● **Exercise details**
Below are entries. Pull out all lines containing "with".

● **Stored records**
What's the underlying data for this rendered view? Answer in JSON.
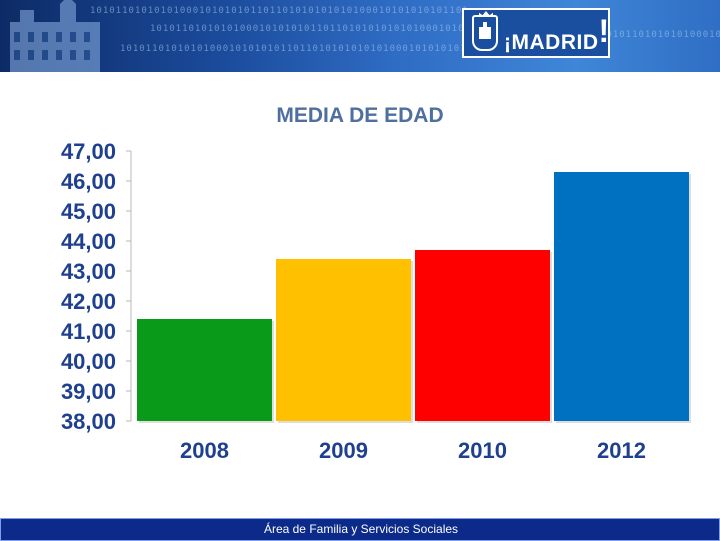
{
  "header": {
    "binary_text": "10101101010101000101010101101101010101010100010101010101101",
    "logo_text_prefix": "¡",
    "logo_text": "MADRID",
    "logo_text_suffix": "!"
  },
  "colors": {
    "green": "#0a9a1a",
    "yellow": "#ffc000",
    "red": "#ff0000",
    "blue": "#0070c0",
    "title": "#4f6f9e",
    "axis_text": "#1f3f8f"
  },
  "chart_data": {
    "type": "bar",
    "title": "MEDIA DE EDAD",
    "categories": [
      "2008",
      "2009",
      "2010",
      "2012"
    ],
    "values": [
      41.4,
      43.4,
      43.7,
      46.3
    ],
    "bar_colors": [
      "#0a9a1a",
      "#ffc000",
      "#ff0000",
      "#0070c0"
    ],
    "ylim": [
      38,
      47
    ],
    "yticks": [
      "47,00",
      "46,00",
      "45,00",
      "44,00",
      "43,00",
      "42,00",
      "41,00",
      "40,00",
      "39,00",
      "38,00"
    ],
    "xlabel": "",
    "ylabel": "",
    "grid": false
  },
  "footer": {
    "text": "Área de Familia y Servicios Sociales"
  }
}
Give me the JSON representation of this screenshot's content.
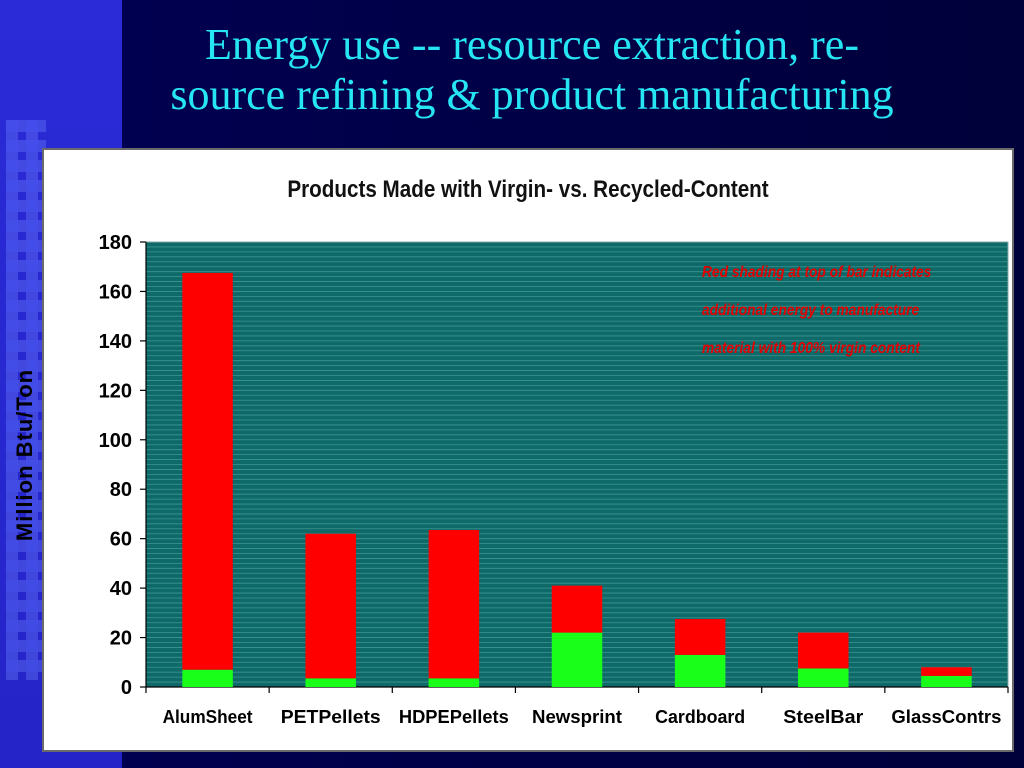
{
  "slide": {
    "title_line1": "Energy use -- resource extraction, re-",
    "title_line2": "source refining & product manufacturing"
  },
  "colors": {
    "plot_bg": "#0e6a68",
    "virgin_extra": "#ff0000",
    "recycled": "#19ff19",
    "title": "#27e6f4",
    "note": "#e30000"
  },
  "chart_data": {
    "type": "bar",
    "stacked": true,
    "title": "Products Made with Virgin- vs. Recycled-Content",
    "ylabel": "Million Btu/Ton",
    "xlabel": "",
    "ylim": [
      0,
      180
    ],
    "yticks": [
      0,
      20,
      40,
      60,
      80,
      100,
      120,
      140,
      160,
      180
    ],
    "categories": [
      "AlumSheet",
      "PETPellets",
      "HDPEPellets",
      "Newsprint",
      "Cardboard",
      "SteelBar",
      "GlassContrs"
    ],
    "series": [
      {
        "values": [
          7,
          3.5,
          3.5,
          22,
          13,
          7.5,
          4.5
        ]
      },
      {
        "values": [
          160.5,
          58.5,
          60,
          19,
          14.5,
          14.5,
          3.5
        ]
      }
    ],
    "annotation_lines": [
      "Red shading at top of bar indicates",
      "additional energy to manufacture",
      "material with 100% virgin content"
    ]
  }
}
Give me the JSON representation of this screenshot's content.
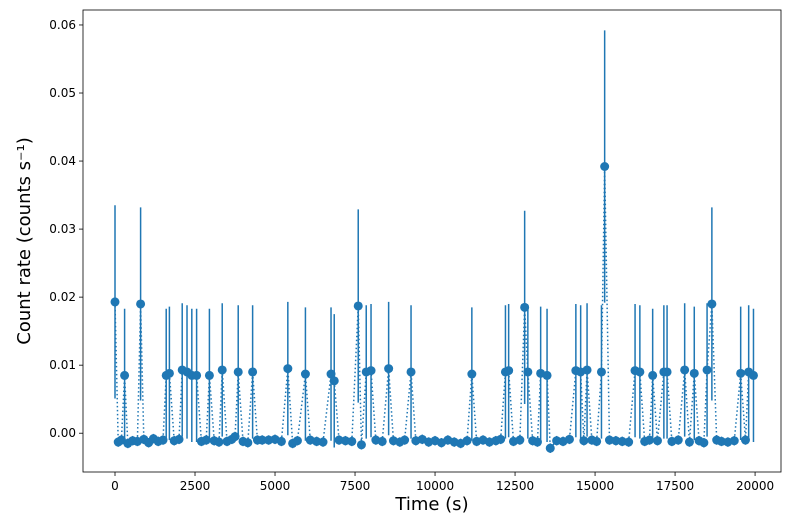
{
  "chart_data": {
    "type": "errorbar",
    "xlabel": "Time (s)",
    "ylabel": "Count rate (counts s⁻¹)",
    "color": "#1f77b4",
    "line_style": "dotted",
    "xlim": [
      -1000,
      20810
    ],
    "ylim": [
      -0.0057,
      0.0622
    ],
    "xticks": [
      0,
      2500,
      5000,
      7500,
      10000,
      12500,
      15000,
      17500,
      20000
    ],
    "yticks": [
      {
        "value": 0,
        "label": "0.00"
      },
      {
        "value": 0.01,
        "label": "0.01"
      },
      {
        "value": 0.02,
        "label": "0.02"
      },
      {
        "value": 0.03,
        "label": "0.03"
      },
      {
        "value": 0.04,
        "label": "0.04"
      },
      {
        "value": 0.05,
        "label": "0.05"
      },
      {
        "value": 0.06,
        "label": "0.06"
      }
    ],
    "x": [
      0,
      100,
      200,
      300,
      400,
      550,
      700,
      800,
      900,
      1050,
      1200,
      1350,
      1500,
      1600,
      1700,
      1850,
      2000,
      2100,
      2250,
      2400,
      2550,
      2700,
      2850,
      2950,
      3100,
      3250,
      3350,
      3500,
      3650,
      3750,
      3850,
      4000,
      4150,
      4300,
      4450,
      4600,
      4800,
      5000,
      5200,
      5400,
      5550,
      5700,
      5950,
      6100,
      6300,
      6500,
      6750,
      6850,
      7000,
      7200,
      7400,
      7600,
      7700,
      7850,
      8000,
      8150,
      8350,
      8550,
      8700,
      8900,
      9050,
      9250,
      9400,
      9600,
      9800,
      10000,
      10200,
      10400,
      10600,
      10800,
      11000,
      11150,
      11300,
      11500,
      11700,
      11900,
      12050,
      12200,
      12300,
      12450,
      12650,
      12800,
      12900,
      13050,
      13200,
      13300,
      13500,
      13600,
      13800,
      14000,
      14200,
      14400,
      14550,
      14650,
      14750,
      14900,
      15050,
      15200,
      15300,
      15450,
      15650,
      15850,
      16050,
      16250,
      16400,
      16550,
      16700,
      16800,
      16950,
      17150,
      17250,
      17400,
      17600,
      17800,
      17950,
      18100,
      18250,
      18400,
      18500,
      18650,
      18800,
      18950,
      19150,
      19350,
      19550,
      19700,
      19800,
      19950
    ],
    "values": [
      0.0193,
      -0.0013,
      -0.001,
      0.0085,
      -0.0015,
      -0.0011,
      -0.0012,
      0.019,
      -0.0009,
      -0.0014,
      -0.0008,
      -0.0012,
      -0.001,
      0.0085,
      0.0088,
      -0.0011,
      -0.0009,
      0.0093,
      0.009,
      0.0085,
      0.0085,
      -0.0012,
      -0.001,
      0.0085,
      -0.0011,
      -0.0013,
      0.0093,
      -0.0012,
      -0.0009,
      -0.0005,
      0.009,
      -0.0012,
      -0.0014,
      0.009,
      -0.001,
      -0.001,
      -0.001,
      -0.0009,
      -0.0012,
      0.0095,
      -0.0015,
      -0.0011,
      0.0087,
      -0.001,
      -0.0012,
      -0.0013,
      0.0087,
      0.0077,
      -0.001,
      -0.0011,
      -0.0012,
      0.0187,
      -0.0017,
      0.009,
      0.0092,
      -0.001,
      -0.0012,
      0.0095,
      -0.0011,
      -0.0013,
      -0.001,
      0.009,
      -0.0011,
      -0.0009,
      -0.0013,
      -0.0011,
      -0.0014,
      -0.001,
      -0.0013,
      -0.0015,
      -0.0011,
      0.0087,
      -0.0012,
      -0.001,
      -0.0013,
      -0.0011,
      -0.0009,
      0.009,
      0.0092,
      -0.0012,
      -0.001,
      0.0185,
      0.009,
      -0.0011,
      -0.0013,
      0.0088,
      0.0085,
      -0.0022,
      -0.0011,
      -0.0012,
      -0.0009,
      0.0092,
      0.009,
      -0.0011,
      0.0093,
      -0.001,
      -0.0012,
      0.009,
      0.0392,
      -0.001,
      -0.0011,
      -0.0012,
      -0.0013,
      0.0092,
      0.009,
      -0.0012,
      -0.001,
      0.0085,
      -0.0011,
      0.009,
      0.009,
      -0.0012,
      -0.001,
      0.0093,
      -0.0013,
      0.0088,
      -0.0011,
      -0.0014,
      0.0093,
      0.019,
      -0.001,
      -0.0012,
      -0.0013,
      -0.0011,
      0.0088,
      -0.001,
      0.009,
      0.0085
    ],
    "errors": [
      0.0142,
      0.0007,
      0.0007,
      0.0098,
      0.0007,
      0.0007,
      0.0007,
      0.0142,
      0.0007,
      0.0007,
      0.0007,
      0.0007,
      0.0007,
      0.0098,
      0.0098,
      0.0007,
      0.0007,
      0.0098,
      0.0098,
      0.0098,
      0.0098,
      0.0007,
      0.0007,
      0.0098,
      0.0007,
      0.0007,
      0.0098,
      0.0007,
      0.0007,
      0.0007,
      0.0098,
      0.0007,
      0.0007,
      0.0098,
      0.0007,
      0.0007,
      0.0007,
      0.0007,
      0.0007,
      0.0098,
      0.0007,
      0.0007,
      0.0098,
      0.0007,
      0.0007,
      0.0007,
      0.0098,
      0.0098,
      0.0007,
      0.0007,
      0.0007,
      0.0142,
      0.0007,
      0.0098,
      0.0098,
      0.0007,
      0.0007,
      0.0098,
      0.0007,
      0.0007,
      0.0007,
      0.0098,
      0.0007,
      0.0007,
      0.0007,
      0.0007,
      0.0007,
      0.0007,
      0.0007,
      0.0007,
      0.0007,
      0.0098,
      0.0007,
      0.0007,
      0.0007,
      0.0007,
      0.0007,
      0.0098,
      0.0098,
      0.0007,
      0.0007,
      0.0142,
      0.0098,
      0.0007,
      0.0007,
      0.0098,
      0.0098,
      0.0007,
      0.0007,
      0.0007,
      0.0007,
      0.0098,
      0.0098,
      0.0007,
      0.0098,
      0.0007,
      0.0007,
      0.0098,
      0.02,
      0.0007,
      0.0007,
      0.0007,
      0.0007,
      0.0098,
      0.0098,
      0.0007,
      0.0007,
      0.0098,
      0.0007,
      0.0098,
      0.0098,
      0.0007,
      0.0007,
      0.0098,
      0.0007,
      0.0098,
      0.0007,
      0.0007,
      0.0098,
      0.0142,
      0.0007,
      0.0007,
      0.0007,
      0.0007,
      0.0098,
      0.0007,
      0.0098,
      0.0098
    ]
  }
}
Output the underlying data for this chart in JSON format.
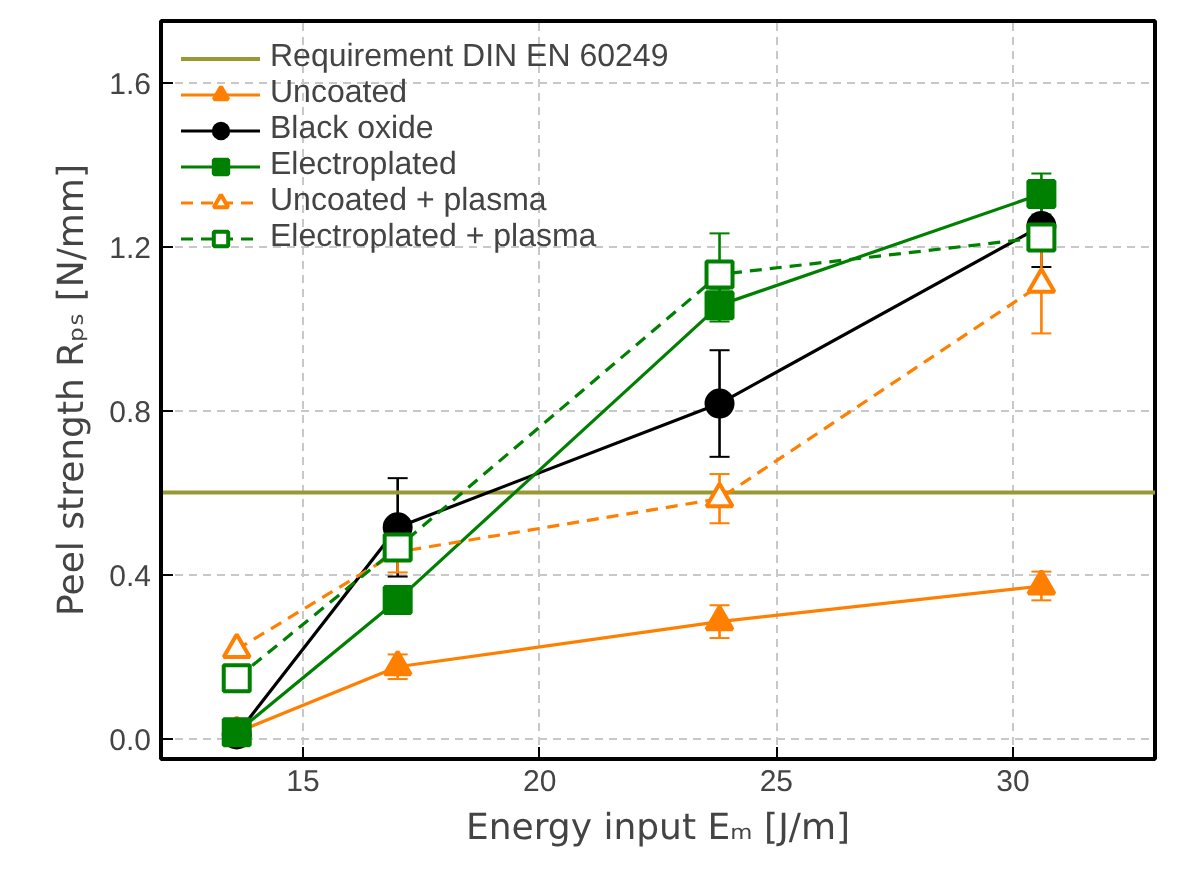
{
  "chart_data": {
    "type": "line",
    "xlabel": "Energy input Eₘ [J/m]",
    "ylabel": "Peel strength Rₚₛ [N/mm]",
    "x": [
      13.6,
      17.0,
      23.8,
      30.6
    ],
    "xlim": [
      12,
      33
    ],
    "ylim": [
      -0.05,
      1.75
    ],
    "xticks": [
      15,
      20,
      25,
      30
    ],
    "yticks": [
      {
        "value": 0,
        "label": "0.0"
      },
      0.4,
      0.8,
      1.2,
      1.6
    ],
    "grid": true,
    "legend": "top left",
    "ref_lines": [
      {
        "axis": "y",
        "value": 0.6,
        "label": "Requirement DIN EN 60249",
        "color": "#999933"
      }
    ],
    "series": [
      {
        "name": "Uncoated",
        "color": "#ff7f00",
        "marker": "triangle",
        "line_style": "solid",
        "values": [
          0.015,
          0.175,
          0.285,
          0.372
        ],
        "errors": [
          null,
          0.03,
          0.04,
          0.035
        ]
      },
      {
        "name": "Black oxide",
        "color": "#000000",
        "marker": "circle",
        "line_style": "solid",
        "values": [
          0.01,
          0.515,
          0.817,
          1.25
        ],
        "errors": [
          null,
          0.12,
          0.13,
          0.1
        ]
      },
      {
        "name": "Electroplated",
        "color": "#008000",
        "marker": "square",
        "line_style": "solid",
        "values": [
          0.015,
          0.338,
          1.057,
          1.328
        ],
        "errors": [
          null,
          null,
          0.04,
          0.05
        ]
      },
      {
        "name": "Uncoated + plasma",
        "color": "#ff7f00",
        "marker": "triangle_open",
        "line_style": "dashed",
        "values": [
          0.217,
          0.455,
          0.585,
          1.108
        ],
        "errors": [
          null,
          0.05,
          0.06,
          0.12
        ]
      },
      {
        "name": "Electroplated + plasma",
        "color": "#008000",
        "marker": "square_open",
        "line_style": "dashed",
        "values": [
          0.147,
          0.466,
          1.132,
          1.222
        ],
        "errors": [
          null,
          null,
          0.1,
          null
        ]
      }
    ]
  }
}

● **Task result**
    "title": "Products Made with Virgin- vs. Recycled-Content",
      "material with 100% virgin content"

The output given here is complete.